Task goal – Take the material below and retype it in full; pictures are left out.

Start

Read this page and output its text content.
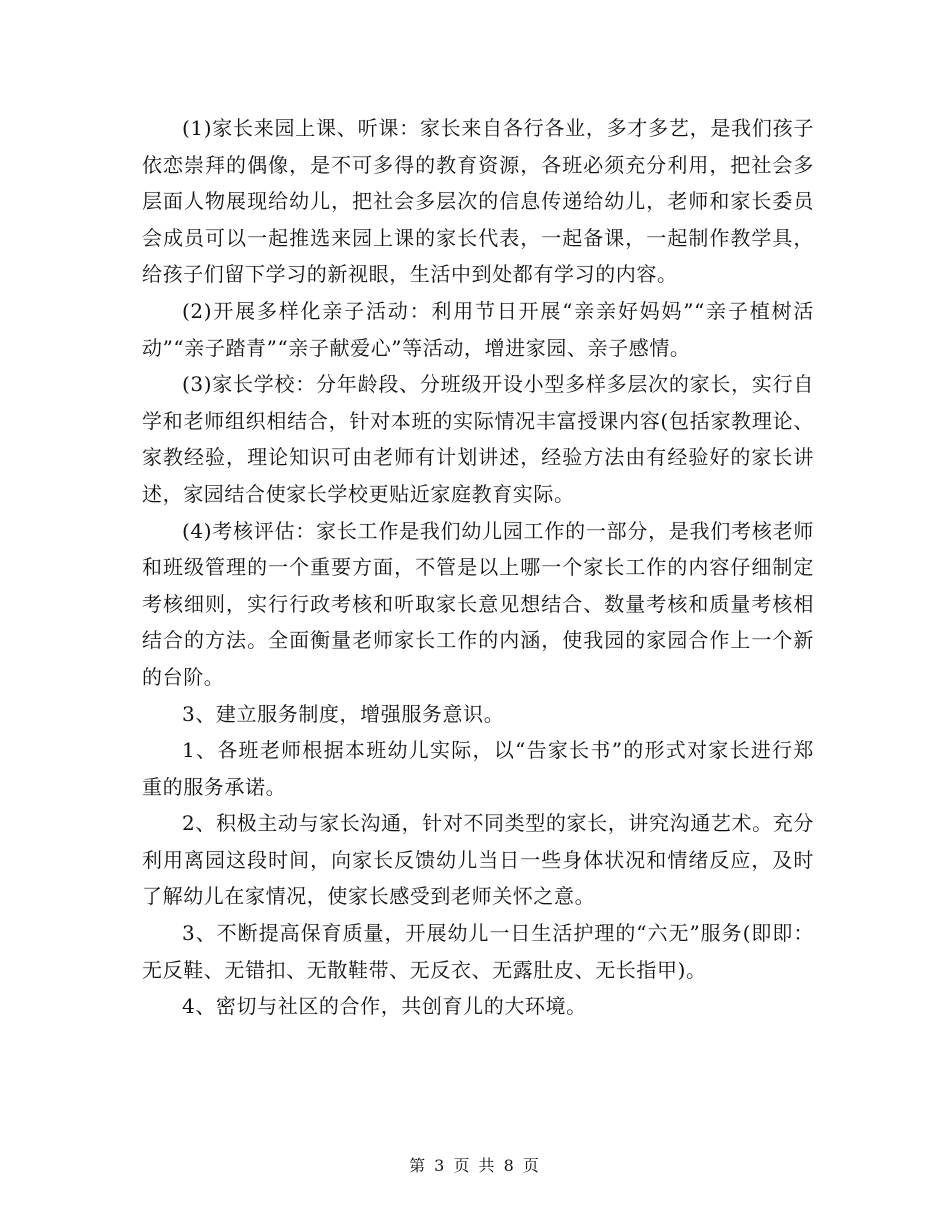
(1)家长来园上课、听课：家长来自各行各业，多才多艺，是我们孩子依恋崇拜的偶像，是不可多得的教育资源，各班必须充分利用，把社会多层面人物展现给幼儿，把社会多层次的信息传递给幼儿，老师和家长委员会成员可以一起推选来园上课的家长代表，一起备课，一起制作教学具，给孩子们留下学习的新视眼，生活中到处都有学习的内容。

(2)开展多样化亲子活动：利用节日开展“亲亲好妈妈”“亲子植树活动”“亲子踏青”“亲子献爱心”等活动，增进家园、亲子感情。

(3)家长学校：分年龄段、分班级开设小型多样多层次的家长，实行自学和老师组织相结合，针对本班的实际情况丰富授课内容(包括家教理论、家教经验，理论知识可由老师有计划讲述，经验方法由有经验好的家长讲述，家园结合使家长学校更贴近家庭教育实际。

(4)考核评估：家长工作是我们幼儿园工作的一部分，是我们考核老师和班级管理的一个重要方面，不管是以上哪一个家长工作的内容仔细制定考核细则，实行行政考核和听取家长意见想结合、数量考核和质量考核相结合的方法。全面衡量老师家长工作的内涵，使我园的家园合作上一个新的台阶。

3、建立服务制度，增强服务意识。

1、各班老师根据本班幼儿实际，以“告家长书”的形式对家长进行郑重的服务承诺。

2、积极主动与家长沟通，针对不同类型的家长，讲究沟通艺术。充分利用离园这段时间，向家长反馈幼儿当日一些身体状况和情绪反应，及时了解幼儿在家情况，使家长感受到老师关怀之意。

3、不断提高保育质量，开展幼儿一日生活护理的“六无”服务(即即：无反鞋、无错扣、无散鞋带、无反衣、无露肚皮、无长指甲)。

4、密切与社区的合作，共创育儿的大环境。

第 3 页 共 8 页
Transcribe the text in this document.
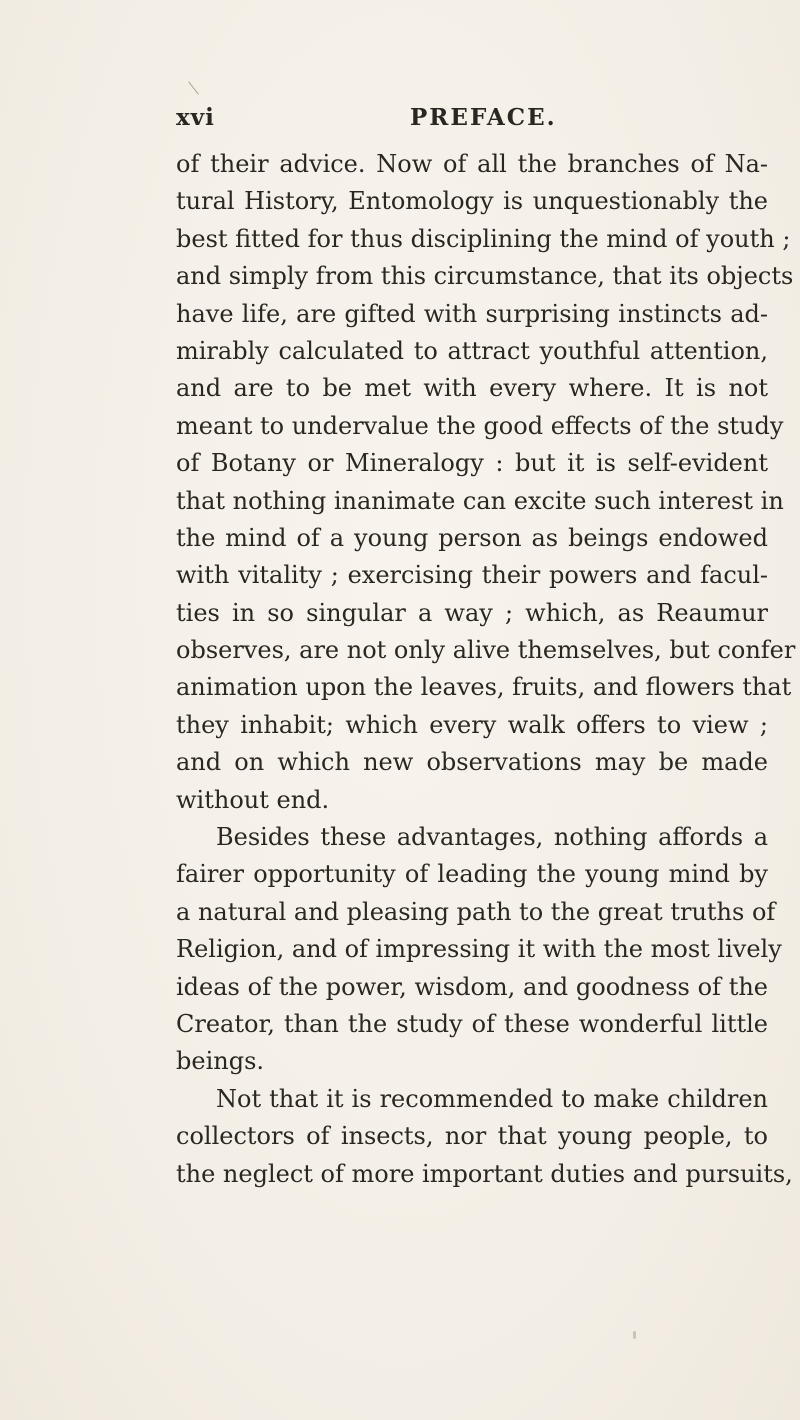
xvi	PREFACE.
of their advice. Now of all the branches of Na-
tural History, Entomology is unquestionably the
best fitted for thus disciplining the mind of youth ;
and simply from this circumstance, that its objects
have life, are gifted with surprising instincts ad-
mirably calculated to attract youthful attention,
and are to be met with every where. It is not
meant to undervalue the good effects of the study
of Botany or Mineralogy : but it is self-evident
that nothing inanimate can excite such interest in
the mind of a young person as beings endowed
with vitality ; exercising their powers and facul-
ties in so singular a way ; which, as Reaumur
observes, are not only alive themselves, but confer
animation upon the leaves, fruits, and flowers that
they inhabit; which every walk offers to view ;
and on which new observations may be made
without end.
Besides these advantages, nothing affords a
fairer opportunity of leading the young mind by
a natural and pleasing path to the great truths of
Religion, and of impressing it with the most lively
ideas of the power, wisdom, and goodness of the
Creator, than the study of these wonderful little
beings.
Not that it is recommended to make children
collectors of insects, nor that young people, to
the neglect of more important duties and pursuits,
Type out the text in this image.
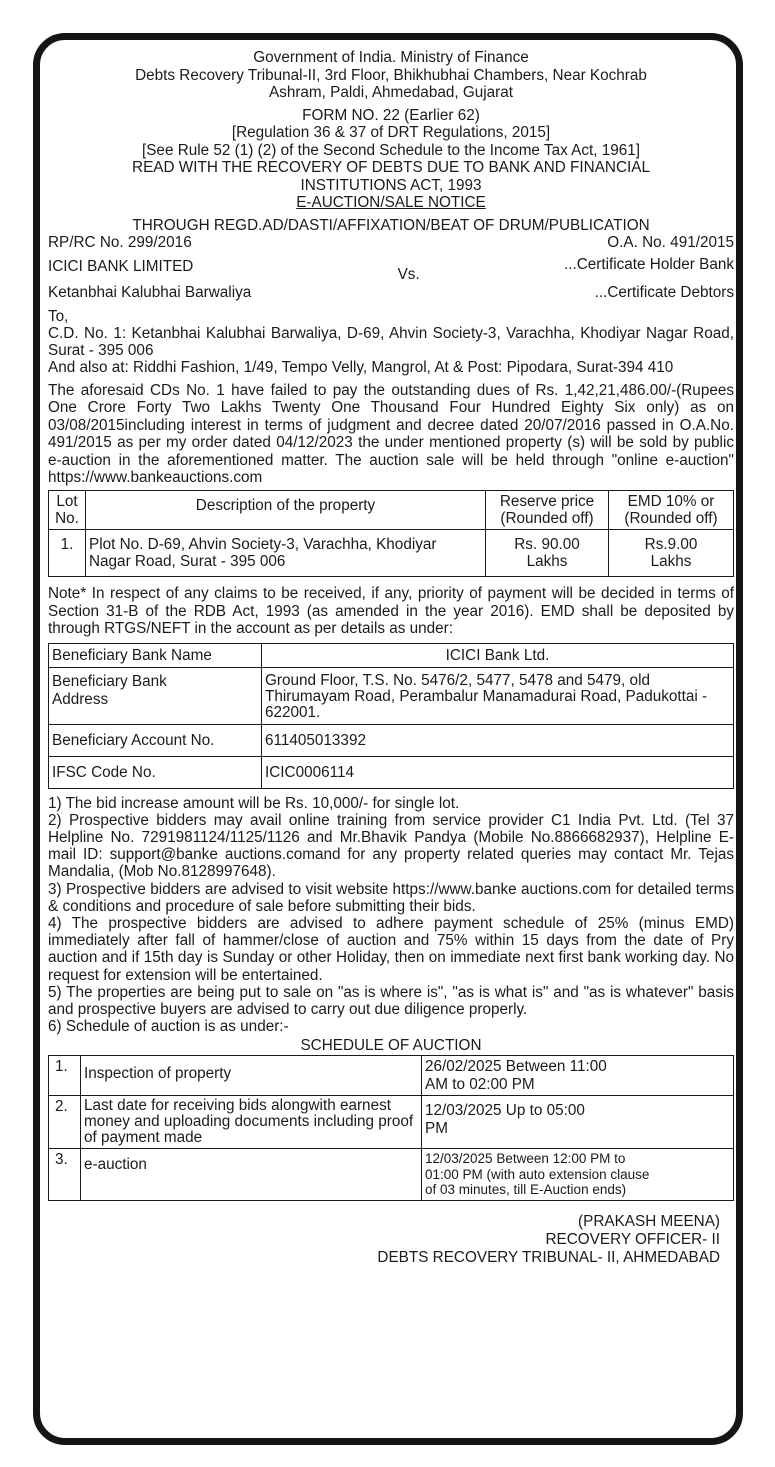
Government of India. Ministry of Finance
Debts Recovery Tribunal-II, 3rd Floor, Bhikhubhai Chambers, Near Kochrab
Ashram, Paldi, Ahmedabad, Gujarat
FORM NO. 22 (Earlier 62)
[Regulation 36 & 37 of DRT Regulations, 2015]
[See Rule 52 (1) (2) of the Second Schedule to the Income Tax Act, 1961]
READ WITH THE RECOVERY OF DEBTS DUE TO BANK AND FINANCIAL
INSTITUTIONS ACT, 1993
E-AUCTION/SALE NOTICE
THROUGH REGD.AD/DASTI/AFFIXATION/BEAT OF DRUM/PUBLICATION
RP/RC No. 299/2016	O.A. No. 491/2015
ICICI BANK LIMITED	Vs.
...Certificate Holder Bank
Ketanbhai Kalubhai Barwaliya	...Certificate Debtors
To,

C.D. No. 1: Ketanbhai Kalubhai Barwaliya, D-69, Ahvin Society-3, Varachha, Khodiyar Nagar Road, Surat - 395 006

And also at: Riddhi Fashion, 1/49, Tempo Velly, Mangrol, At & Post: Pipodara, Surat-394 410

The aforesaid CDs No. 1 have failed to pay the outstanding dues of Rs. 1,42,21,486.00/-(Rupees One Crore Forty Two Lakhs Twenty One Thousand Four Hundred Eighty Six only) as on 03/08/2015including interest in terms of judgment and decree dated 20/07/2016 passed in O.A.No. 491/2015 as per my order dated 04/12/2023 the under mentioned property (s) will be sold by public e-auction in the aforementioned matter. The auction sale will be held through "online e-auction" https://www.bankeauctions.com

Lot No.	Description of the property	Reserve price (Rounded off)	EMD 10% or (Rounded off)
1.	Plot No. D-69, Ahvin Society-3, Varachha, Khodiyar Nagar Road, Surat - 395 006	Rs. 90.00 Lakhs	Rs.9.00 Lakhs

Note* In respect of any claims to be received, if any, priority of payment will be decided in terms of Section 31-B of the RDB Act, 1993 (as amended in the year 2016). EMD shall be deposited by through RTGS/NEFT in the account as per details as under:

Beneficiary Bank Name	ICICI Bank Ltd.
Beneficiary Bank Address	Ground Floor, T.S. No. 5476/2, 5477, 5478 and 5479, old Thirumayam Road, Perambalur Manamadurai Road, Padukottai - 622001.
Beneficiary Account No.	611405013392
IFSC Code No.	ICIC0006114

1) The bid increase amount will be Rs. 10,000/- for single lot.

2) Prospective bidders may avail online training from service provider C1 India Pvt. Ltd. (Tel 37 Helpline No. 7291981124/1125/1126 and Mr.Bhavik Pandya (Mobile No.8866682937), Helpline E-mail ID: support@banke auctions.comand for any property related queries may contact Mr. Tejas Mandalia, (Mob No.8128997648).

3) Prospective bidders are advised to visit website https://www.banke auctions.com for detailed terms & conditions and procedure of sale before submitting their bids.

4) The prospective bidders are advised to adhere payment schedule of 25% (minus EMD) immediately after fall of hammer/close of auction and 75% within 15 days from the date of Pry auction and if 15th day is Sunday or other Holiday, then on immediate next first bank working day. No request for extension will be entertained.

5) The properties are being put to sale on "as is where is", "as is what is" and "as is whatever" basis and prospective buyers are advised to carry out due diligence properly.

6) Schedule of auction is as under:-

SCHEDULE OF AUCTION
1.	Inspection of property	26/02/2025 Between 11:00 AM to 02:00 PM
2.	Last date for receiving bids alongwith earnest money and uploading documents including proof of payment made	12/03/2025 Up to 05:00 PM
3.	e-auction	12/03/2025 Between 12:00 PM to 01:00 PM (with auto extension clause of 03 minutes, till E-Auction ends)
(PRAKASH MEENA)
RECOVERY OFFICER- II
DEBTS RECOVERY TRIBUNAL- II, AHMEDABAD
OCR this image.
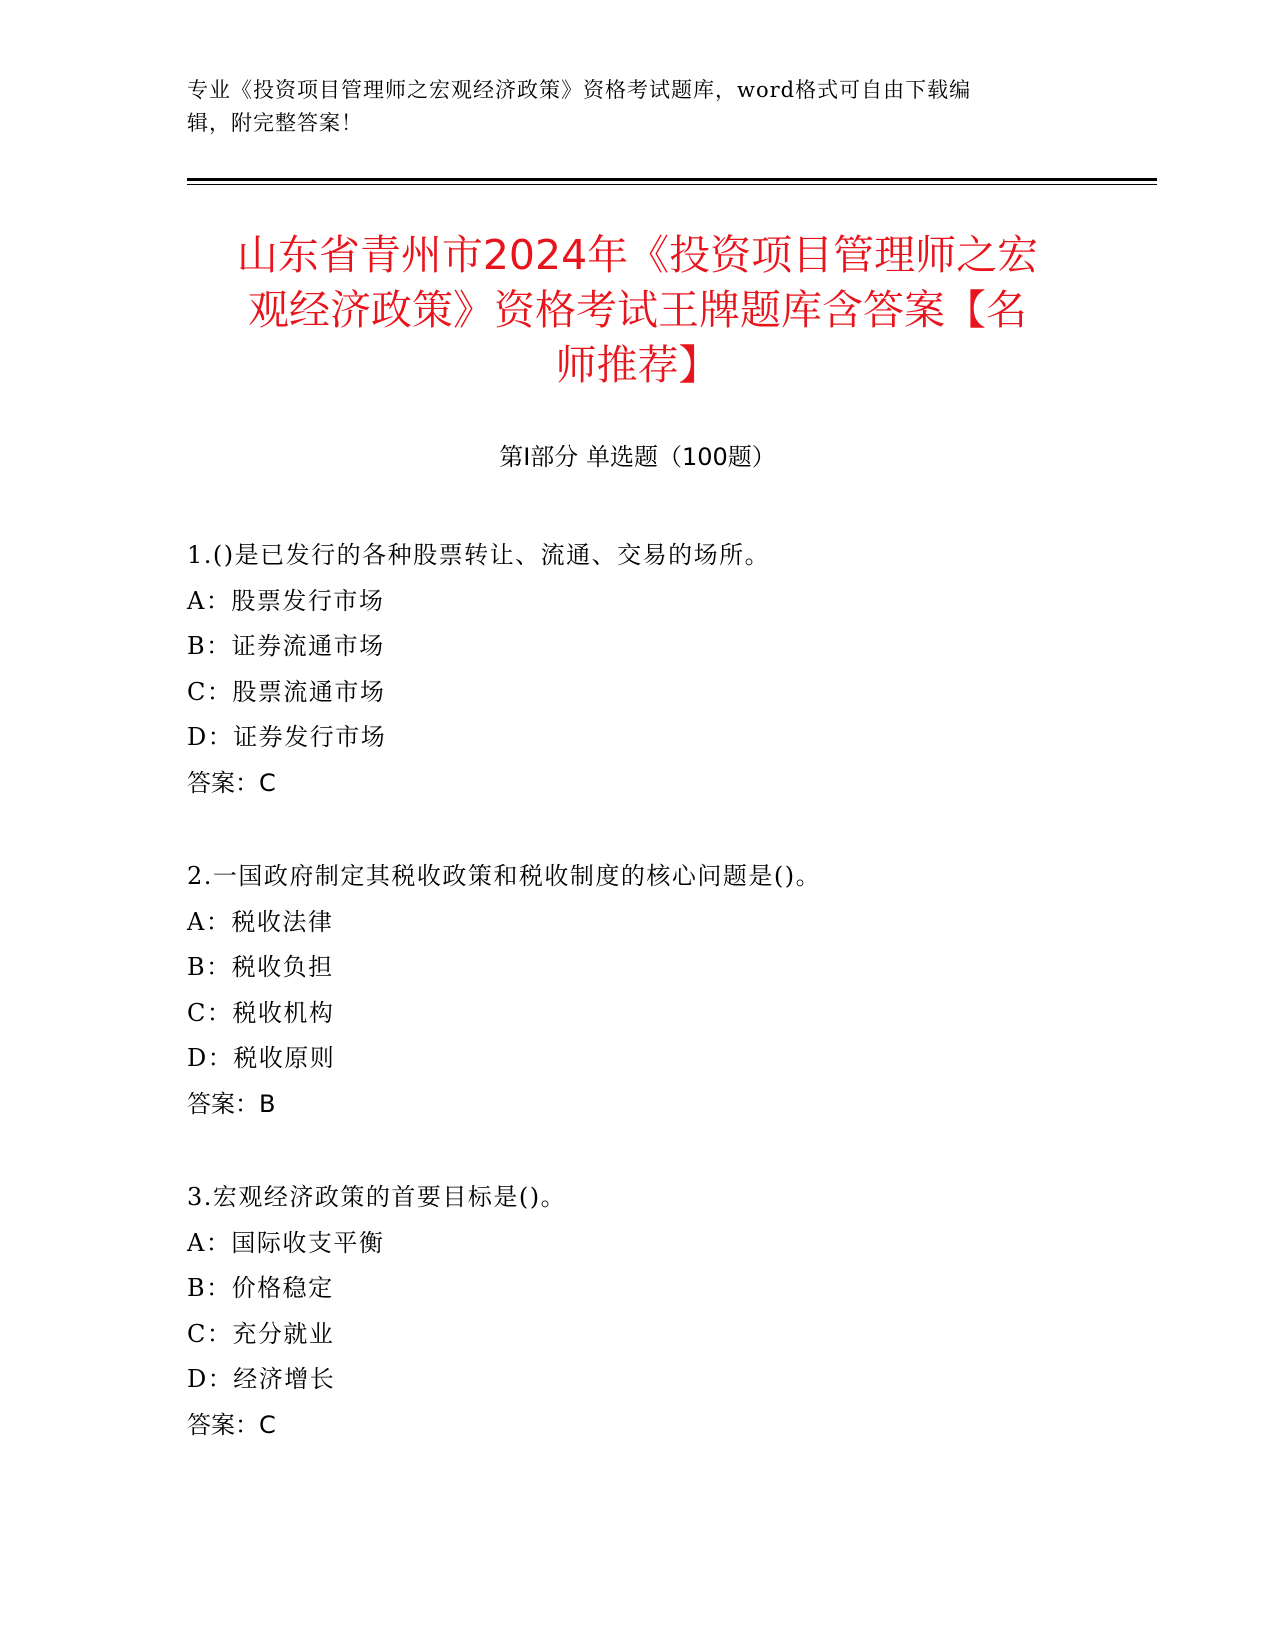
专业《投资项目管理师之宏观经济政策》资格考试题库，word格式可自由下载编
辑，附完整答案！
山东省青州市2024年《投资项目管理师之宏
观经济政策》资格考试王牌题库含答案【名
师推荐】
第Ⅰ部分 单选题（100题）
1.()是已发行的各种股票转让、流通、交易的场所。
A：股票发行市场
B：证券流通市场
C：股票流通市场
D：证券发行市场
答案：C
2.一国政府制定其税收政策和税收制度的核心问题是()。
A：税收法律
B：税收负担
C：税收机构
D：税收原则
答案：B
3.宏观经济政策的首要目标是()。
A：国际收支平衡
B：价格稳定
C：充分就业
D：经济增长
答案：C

End

Result for this task –
Read this page and output its text content.
(1)家长来园上课、听课：家长来自各行各业，多才多艺，是我们孩子依恋崇拜的偶像，是不可多得的教育资源，各班必须充分利用，把社会多层面人物展现给幼儿，把社会多层次的信息传递给幼儿，老师和家长委员会成员可以一起推选来园上课的家长代表，一起备课，一起制作教学具，给孩子们留下学习的新视眼，生活中到处都有学习的内容。

(2)开展多样化亲子活动：利用节日开展“亲亲好妈妈”“亲子植树活动”“亲子踏青”“亲子献爱心”等活动，增进家园、亲子感情。

(3)家长学校：分年龄段、分班级开设小型多样多层次的家长，实行自学和老师组织相结合，针对本班的实际情况丰富授课内容(包括家教理论、家教经验，理论知识可由老师有计划讲述，经验方法由有经验好的家长讲述，家园结合使家长学校更贴近家庭教育实际。

(4)考核评估：家长工作是我们幼儿园工作的一部分，是我们考核老师和班级管理的一个重要方面，不管是以上哪一个家长工作的内容仔细制定考核细则，实行行政考核和听取家长意见想结合、数量考核和质量考核相结合的方法。全面衡量老师家长工作的内涵，使我园的家园合作上一个新的台阶。

3、建立服务制度，增强服务意识。

1、各班老师根据本班幼儿实际，以“告家长书”的形式对家长进行郑重的服务承诺。

2、积极主动与家长沟通，针对不同类型的家长，讲究沟通艺术。充分利用离园这段时间，向家长反馈幼儿当日一些身体状况和情绪反应，及时了解幼儿在家情况，使家长感受到老师关怀之意。

3、不断提高保育质量，开展幼儿一日生活护理的“六无”服务(即即：无反鞋、无错扣、无散鞋带、无反衣、无露肚皮、无长指甲)。

4、密切与社区的合作，共创育儿的大环境。

第 3 页 共 8 页
Transcribe the text in this document.
xvi	PREFACE.
of their advice. Now of all the branches of Na-
tural History, Entomology is unquestionably the
best fitted for thus disciplining the mind of youth ;
and simply from this circumstance, that its objects
have life, are gifted with surprising instincts ad-
mirably calculated to attract youthful attention,
and are to be met with every where. It is not
meant to undervalue the good effects of the study
of Botany or Mineralogy : but it is self-evident
that nothing inanimate can excite such interest in
the mind of a young person as beings endowed
with vitality ; exercising their powers and facul-
ties in so singular a way ; which, as Reaumur
observes, are not only alive themselves, but confer
animation upon the leaves, fruits, and flowers that
they inhabit; which every walk offers to view ;
and on which new observations may be made
without end.
Besides these advantages, nothing affords a
fairer opportunity of leading the young mind by
a natural and pleasing path to the great truths of
Religion, and of impressing it with the most lively
ideas of the power, wisdom, and goodness of the
Creator, than the study of these wonderful little
beings.
Not that it is recommended to make children
collectors of insects, nor that young people, to
the neglect of more important duties and pursuits,
Type out the text in this image.
Government of India. Ministry of Finance
Debts Recovery Tribunal-II, 3rd Floor, Bhikhubhai Chambers, Near Kochrab
Ashram, Paldi, Ahmedabad, Gujarat
FORM NO. 22 (Earlier 62)
[Regulation 36 & 37 of DRT Regulations, 2015]
[See Rule 52 (1) (2) of the Second Schedule to the Income Tax Act, 1961]
READ WITH THE RECOVERY OF DEBTS DUE TO BANK AND FINANCIAL
INSTITUTIONS ACT, 1993
E-AUCTION/SALE NOTICE
THROUGH REGD.AD/DASTI/AFFIXATION/BEAT OF DRUM/PUBLICATION
RP/RC No. 299/2016	O.A. No. 491/2015
ICICI BANK LIMITED	Vs.
...Certificate Holder Bank
Ketanbhai Kalubhai Barwaliya	...Certificate Debtors
To,

C.D. No. 1: Ketanbhai Kalubhai Barwaliya, D-69, Ahvin Society-3, Varachha, Khodiyar Nagar Road, Surat - 395 006

And also at: Riddhi Fashion, 1/49, Tempo Velly, Mangrol, At & Post: Pipodara, Surat-394 410

The aforesaid CDs No. 1 have failed to pay the outstanding dues of Rs. 1,42,21,486.00/-(Rupees One Crore Forty Two Lakhs Twenty One Thousand Four Hundred Eighty Six only) as on 03/08/2015including interest in terms of judgment and decree dated 20/07/2016 passed in O.A.No. 491/2015 as per my order dated 04/12/2023 the under mentioned property (s) will be sold by public e-auction in the aforementioned matter. The auction sale will be held through "online e-auction" https://www.bankeauctions.com

Lot No.	Description of the property	Reserve price (Rounded off)	EMD 10% or (Rounded off)
1.	Plot No. D-69, Ahvin Society-3, Varachha, Khodiyar Nagar Road, Surat - 395 006	Rs. 90.00 Lakhs	Rs.9.00 Lakhs

Note* In respect of any claims to be received, if any, priority of payment will be decided in terms of Section 31-B of the RDB Act, 1993 (as amended in the year 2016). EMD shall be deposited by through RTGS/NEFT in the account as per details as under:

Beneficiary Bank Name	ICICI Bank Ltd.
Beneficiary Bank Address	Ground Floor, T.S. No. 5476/2, 5477, 5478 and 5479, old Thirumayam Road, Perambalur Manamadurai Road, Padukottai - 622001.
Beneficiary Account No.	611405013392
IFSC Code No.	ICIC0006114

1) The bid increase amount will be Rs. 10,000/- for single lot.

2) Prospective bidders may avail online training from service provider C1 India Pvt. Ltd. (Tel 37 Helpline No. 7291981124/1125/1126 and Mr.Bhavik Pandya (Mobile No.8866682937), Helpline E-mail ID: support@banke auctions.comand for any property related queries may contact Mr. Tejas Mandalia, (Mob No.8128997648).

3) Prospective bidders are advised to visit website https://www.banke auctions.com for detailed terms & conditions and procedure of sale before submitting their bids.

4) The prospective bidders are advised to adhere payment schedule of 25% (minus EMD) immediately after fall of hammer/close of auction and 75% within 15 days from the date of Pry auction and if 15th day is Sunday or other Holiday, then on immediate next first bank working day. No request for extension will be entertained.

5) The properties are being put to sale on "as is where is", "as is what is" and "as is whatever" basis and prospective buyers are advised to carry out due diligence properly.

6) Schedule of auction is as under:-

SCHEDULE OF AUCTION
1.	Inspection of property	26/02/2025 Between 11:00 AM to 02:00 PM
2.	Last date for receiving bids alongwith earnest money and uploading documents including proof of payment made	12/03/2025 Up to 05:00 PM
3.	e-auction	12/03/2025 Between 12:00 PM to 01:00 PM (with auto extension clause of 03 minutes, till E-Auction ends)
(PRAKASH MEENA)
RECOVERY OFFICER- II
DEBTS RECOVERY TRIBUNAL- II, AHMEDABAD
OCR this image.
专业《投资项目管理师之宏观经济政策》资格考试题库，word格式可自由下载编
辑，附完整答案！
山东省青州市2024年《投资项目管理师之宏
观经济政策》资格考试王牌题库含答案【名
师推荐】
第Ⅰ部分 单选题（100题）
1.()是已发行的各种股票转让、流通、交易的场所。
A：股票发行市场
B：证券流通市场
C：股票流通市场
D：证券发行市场
答案：C
2.一国政府制定其税收政策和税收制度的核心问题是()。
A：税收法律
B：税收负担
C：税收机构
D：税收原则
答案：B
3.宏观经济政策的首要目标是()。
A：国际收支平衡
B：价格稳定
C：充分就业
D：经济增长
答案：C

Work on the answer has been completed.